提示文:
# # #

本発明は、下記機構において、塩基性触媒(3級アミン)の種類としてトリメチルアミン及び/又は環状3級アミンを選択することにより、高収率な反応とすることが可能になると考えられる。
Figure 2010254665
したがって、本発明のα位置換アクリレートの製造においては、触媒の種類を選択することによって、他の触媒を用いるよりも工業的にみて際立って高いと評価される収率を実現することが可能となる。また、α−(不飽和アルコキシメチル)アクリレートの製法に関しては、合成反応自体が新規なものであると考えられ、新たな製造手法を提供するものとなる。
本発明において用いられる活性水素含有化合物は、アシル基との反応において活性水素原子が脱離して反応性を示すものであればよく、また、目的化合物であるα位置換アクリレートにおけるα位の置換基を構成することになるため、その機能等を考慮して適宜選択すればよい。
なお、本明細書中、アシルオキシメチル基は、アシルオキシ基が2価のメチレン基に結合した1価の基となっていることから、アシルオキシメチレン基と標記してもよいものであるが、メチル基にアシルオキシ基が結合したかたちで1価の基になっているとも考えられるため、アシルオキシメチル基と標記している。また、後述するアセトキシメチル基やアリルオキシメチル基についても、同様にこのように標記している。更に、不飽和アルコキシ基のアルコキシ基についても、アルコキシ基に不飽和結合が結合したかたちで1価の基になっているとも考えられるため、そのように標記している。
本発明の製造方法においては、上記反応を塩基性触媒の存在下で行うことになるが、塩基性触媒としては、トリメチルアミン及び/又は環状3級アミンを必須とすることになる。
トリメチルアミン又は環状3級アミンのいずれかを用いればよいが、両者ともに用いることを妨げるものではない。また環状3級アミンとしては、1種を用いてもよく、2種以上を用いてもよい。いずれにしても、本発明においては、α−(アシルオキシメチル)アクリレートと活性水素含有化合物との反応において、触媒としては塩基性触媒を必須とし、該塩基性触媒としてトリメチルアミン及び/又は環状3級アミンを必須とする。
上記塩基性触媒としてトリメチルアミン及び/又は環状3級アミンを必須とするとは、塩基性触媒の一部又は全部がトリメチルアミン及び/又は環状3級アミンであればよく、好ましくは、トリメチルアミン及び/又は環状3級アミンを塩基性触媒の主成分とすること、実質的に塩基性触媒としてトリメチルアミン及び/又は環状3級アミンだけを用いることである。本明細書中において必須とするとは、このような意味である。
上記塩基性触媒の使用量としては、α−(アシルオキシメチル)アクリレート100モル%に対して、0.01〜50モル%であることが好ましい。0.01モル%未満であると、触媒活性が十分発揮されず、反応時間が長くなり過ぎ、α位置換アクリレートを効率的に製造することができなくなるおそれがある。また、50モル%を超えると、触媒量の増加に比例した、反応時間短縮などの触媒効果の更なる向上は望めず、添加した触媒の一部が無駄になり、経済的に不利になるおそれがある。下限値に関しては、より好ましくは0.1モル%以上であり、更に好ましくは1モル%以上である。上限値に関しては、より好ましくは40モル%以下であり、更に好ましくは30モル%以下である。

# # #

やること:
**a)** アクリレート製造の文章のうち、「なお、本明細書中、アシルオキ」を含む語句で始まり「環状3級アミンを必須とする。」で終わる部分を、一字も変えずに返す。
**b)** アクリレート製造の文章にある次の一文を英語に訳す。「本発明の製造方法においては、上記反応を塩基性触媒の存在下で行うことになるが、塩基性触媒としては、トリメチルアミン及び/又は環状3級アミンを必須とすることになる。」
**c)** アクリレート製造の文章で、塩基性触媒の使用量として好ましいとされる範囲はどれだけか。

[要素と座標のエントリー]
# # #

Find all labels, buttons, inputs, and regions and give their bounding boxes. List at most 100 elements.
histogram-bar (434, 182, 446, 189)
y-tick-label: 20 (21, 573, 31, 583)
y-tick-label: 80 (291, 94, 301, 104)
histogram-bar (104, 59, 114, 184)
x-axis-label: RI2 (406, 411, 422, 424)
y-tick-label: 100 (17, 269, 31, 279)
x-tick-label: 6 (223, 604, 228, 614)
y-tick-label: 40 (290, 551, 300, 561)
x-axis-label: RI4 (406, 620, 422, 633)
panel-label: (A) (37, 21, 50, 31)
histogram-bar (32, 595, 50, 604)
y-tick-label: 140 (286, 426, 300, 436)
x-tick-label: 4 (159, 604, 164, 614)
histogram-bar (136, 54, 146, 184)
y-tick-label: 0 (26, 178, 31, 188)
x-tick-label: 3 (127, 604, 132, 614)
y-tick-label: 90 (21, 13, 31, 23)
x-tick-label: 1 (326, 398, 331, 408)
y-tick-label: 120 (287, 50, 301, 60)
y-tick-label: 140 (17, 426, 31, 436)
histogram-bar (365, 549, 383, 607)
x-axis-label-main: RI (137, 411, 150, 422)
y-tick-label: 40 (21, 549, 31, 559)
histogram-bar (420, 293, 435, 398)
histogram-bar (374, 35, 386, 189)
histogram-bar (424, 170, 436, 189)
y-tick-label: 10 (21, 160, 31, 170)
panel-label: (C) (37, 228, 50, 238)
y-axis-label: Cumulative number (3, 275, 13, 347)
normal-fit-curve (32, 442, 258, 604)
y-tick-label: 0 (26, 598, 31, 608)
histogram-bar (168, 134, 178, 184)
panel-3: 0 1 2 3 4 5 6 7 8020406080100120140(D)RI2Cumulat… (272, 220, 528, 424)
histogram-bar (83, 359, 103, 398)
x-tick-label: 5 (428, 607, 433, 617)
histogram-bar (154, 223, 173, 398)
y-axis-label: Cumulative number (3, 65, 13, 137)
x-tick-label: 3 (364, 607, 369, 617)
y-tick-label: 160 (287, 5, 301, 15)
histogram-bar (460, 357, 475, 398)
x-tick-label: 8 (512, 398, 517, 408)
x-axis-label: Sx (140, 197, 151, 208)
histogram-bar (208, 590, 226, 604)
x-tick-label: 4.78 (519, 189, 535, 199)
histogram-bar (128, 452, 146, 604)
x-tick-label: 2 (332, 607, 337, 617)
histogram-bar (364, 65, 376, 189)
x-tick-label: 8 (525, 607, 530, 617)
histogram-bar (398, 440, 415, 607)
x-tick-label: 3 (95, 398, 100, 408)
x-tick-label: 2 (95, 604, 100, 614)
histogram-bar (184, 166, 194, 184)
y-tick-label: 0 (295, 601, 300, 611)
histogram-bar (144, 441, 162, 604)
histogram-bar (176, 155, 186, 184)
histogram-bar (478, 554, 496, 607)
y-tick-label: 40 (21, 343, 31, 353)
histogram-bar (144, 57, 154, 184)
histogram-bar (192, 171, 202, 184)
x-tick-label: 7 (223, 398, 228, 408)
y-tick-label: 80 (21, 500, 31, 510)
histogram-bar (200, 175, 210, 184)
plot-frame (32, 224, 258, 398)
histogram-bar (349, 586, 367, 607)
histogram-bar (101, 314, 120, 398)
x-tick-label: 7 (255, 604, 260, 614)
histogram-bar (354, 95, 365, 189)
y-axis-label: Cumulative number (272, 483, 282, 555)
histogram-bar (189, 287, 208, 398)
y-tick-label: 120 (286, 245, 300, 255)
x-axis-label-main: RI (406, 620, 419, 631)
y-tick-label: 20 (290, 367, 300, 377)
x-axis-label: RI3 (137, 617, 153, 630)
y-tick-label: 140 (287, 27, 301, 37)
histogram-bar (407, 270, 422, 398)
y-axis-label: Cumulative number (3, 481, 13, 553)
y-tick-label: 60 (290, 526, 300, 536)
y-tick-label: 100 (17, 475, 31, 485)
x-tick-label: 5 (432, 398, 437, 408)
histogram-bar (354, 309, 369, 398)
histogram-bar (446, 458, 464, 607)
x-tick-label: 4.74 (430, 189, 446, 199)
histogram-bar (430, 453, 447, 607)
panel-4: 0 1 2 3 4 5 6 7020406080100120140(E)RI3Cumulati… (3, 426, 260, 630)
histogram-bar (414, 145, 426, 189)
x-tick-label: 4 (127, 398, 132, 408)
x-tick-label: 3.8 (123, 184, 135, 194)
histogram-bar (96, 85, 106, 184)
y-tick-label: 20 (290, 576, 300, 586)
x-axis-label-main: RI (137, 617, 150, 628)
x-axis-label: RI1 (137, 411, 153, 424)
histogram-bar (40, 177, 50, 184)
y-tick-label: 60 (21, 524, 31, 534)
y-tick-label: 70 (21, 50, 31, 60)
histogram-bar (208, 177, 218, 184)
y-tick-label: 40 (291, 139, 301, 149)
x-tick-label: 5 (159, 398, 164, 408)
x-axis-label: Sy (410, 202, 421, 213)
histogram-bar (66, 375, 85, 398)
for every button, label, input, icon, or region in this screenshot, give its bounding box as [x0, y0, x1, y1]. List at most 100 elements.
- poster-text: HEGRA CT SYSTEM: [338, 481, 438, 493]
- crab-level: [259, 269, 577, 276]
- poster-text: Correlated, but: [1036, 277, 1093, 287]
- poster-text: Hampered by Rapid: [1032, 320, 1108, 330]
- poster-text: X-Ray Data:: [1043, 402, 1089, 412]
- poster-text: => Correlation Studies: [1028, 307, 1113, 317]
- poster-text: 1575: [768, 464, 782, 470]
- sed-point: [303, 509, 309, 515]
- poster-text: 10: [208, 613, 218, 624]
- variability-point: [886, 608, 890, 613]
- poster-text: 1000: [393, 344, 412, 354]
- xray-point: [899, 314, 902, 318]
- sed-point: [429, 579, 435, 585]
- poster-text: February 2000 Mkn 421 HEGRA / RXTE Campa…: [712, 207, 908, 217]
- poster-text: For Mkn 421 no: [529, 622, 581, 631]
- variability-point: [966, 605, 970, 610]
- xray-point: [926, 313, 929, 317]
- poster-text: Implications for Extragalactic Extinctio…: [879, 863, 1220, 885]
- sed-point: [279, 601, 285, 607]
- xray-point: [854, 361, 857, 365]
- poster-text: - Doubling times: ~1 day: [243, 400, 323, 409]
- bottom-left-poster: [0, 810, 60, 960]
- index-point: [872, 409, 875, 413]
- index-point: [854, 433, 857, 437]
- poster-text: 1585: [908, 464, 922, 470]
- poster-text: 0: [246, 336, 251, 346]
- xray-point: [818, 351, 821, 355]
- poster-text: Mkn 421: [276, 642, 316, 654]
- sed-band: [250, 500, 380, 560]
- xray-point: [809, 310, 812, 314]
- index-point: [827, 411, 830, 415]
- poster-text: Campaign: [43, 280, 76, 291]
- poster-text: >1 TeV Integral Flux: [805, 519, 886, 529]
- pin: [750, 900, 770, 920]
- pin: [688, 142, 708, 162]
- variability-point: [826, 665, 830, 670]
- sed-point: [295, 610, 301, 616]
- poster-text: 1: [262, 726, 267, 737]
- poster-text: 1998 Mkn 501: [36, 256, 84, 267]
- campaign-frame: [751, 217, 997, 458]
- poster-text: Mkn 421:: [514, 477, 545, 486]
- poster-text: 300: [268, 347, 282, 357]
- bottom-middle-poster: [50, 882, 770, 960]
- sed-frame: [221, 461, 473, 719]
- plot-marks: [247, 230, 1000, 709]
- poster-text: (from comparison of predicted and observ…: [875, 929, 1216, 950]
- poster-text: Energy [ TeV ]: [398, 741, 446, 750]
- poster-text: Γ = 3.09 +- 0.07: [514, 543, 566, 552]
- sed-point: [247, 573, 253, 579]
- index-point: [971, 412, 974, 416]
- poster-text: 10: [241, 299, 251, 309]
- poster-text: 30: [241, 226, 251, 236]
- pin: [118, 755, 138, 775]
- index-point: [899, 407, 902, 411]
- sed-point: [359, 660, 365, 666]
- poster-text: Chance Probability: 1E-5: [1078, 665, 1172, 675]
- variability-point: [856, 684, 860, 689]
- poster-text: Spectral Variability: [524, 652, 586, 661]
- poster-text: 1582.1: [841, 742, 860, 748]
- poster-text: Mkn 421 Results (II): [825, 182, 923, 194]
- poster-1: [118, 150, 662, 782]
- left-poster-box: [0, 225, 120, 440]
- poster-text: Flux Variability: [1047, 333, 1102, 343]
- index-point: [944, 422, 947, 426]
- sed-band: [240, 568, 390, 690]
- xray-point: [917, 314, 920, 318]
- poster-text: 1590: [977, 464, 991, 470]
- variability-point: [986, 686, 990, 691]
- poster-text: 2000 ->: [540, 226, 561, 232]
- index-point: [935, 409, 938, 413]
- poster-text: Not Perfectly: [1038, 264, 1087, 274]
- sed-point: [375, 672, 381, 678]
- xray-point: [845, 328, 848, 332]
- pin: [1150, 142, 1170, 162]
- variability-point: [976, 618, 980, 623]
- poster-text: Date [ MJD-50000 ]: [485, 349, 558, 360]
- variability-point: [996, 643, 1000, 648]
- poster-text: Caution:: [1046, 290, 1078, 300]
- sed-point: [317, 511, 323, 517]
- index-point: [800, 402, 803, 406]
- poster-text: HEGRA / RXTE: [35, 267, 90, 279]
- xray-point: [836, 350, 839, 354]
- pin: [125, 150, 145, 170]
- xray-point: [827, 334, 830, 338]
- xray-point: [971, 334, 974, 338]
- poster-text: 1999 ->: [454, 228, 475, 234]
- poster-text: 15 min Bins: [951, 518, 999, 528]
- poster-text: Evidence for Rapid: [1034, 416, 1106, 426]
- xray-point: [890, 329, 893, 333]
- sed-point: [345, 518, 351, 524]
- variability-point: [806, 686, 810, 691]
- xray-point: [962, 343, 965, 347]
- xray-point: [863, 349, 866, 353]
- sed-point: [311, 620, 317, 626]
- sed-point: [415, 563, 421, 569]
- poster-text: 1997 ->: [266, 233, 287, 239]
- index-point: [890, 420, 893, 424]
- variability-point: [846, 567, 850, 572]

# # #

最終結果:
**a)**
なお、本明細書中、アシルオキシメチル基は、アシルオキシ基が2価のメチレン基に結合した1価の基となっていることから、アシルオキシメチレン基と標記してもよいものであるが、メチル基にアシルオキシ基が結合したかたちで1価の基になっているとも考えられるため、アシルオキシメチル基と標記している。また、後述するアセトキシメチル基やアリルオキシメチル基についても、同様にこのように標記している。更に、不飽和アルコキシ基のアルコキシ基についても、アルコキシ基に不飽和結合が結合したかたちで1価の基になっているとも考えられるため、そのように標記している。
本発明の製造方法においては、上記反応を塩基性触媒の存在下で行うことになるが、塩基性触媒としては、トリメチルアミン及び/又は環状3級アミンを必須とすることになる。
トリメチルアミン又は環状3級アミンのいずれかを用いればよいが、両者ともに用いることを妨げるものではない。また環状3級アミンとしては、1種を用いてもよく、2種以上を用いてもよい。いずれにしても、本発明においては、α−(アシルオキシメチル)アクリレートと活性水素含有化合物との反応において、触媒としては塩基性触媒を必須とし、該塩基性触媒としてトリメチルアミン及び/又は環状3級アミンを必須とする。

**b)** In the production method of the present invention, the above reaction is carried out in the presence of a basic catalyst, and trimethylamine and/or a cyclic tertiary amine is essential as the basic catalyst.

**c)** α−(アシルオキシメチル)アクリレート100モル%に対して0.01〜50モル%。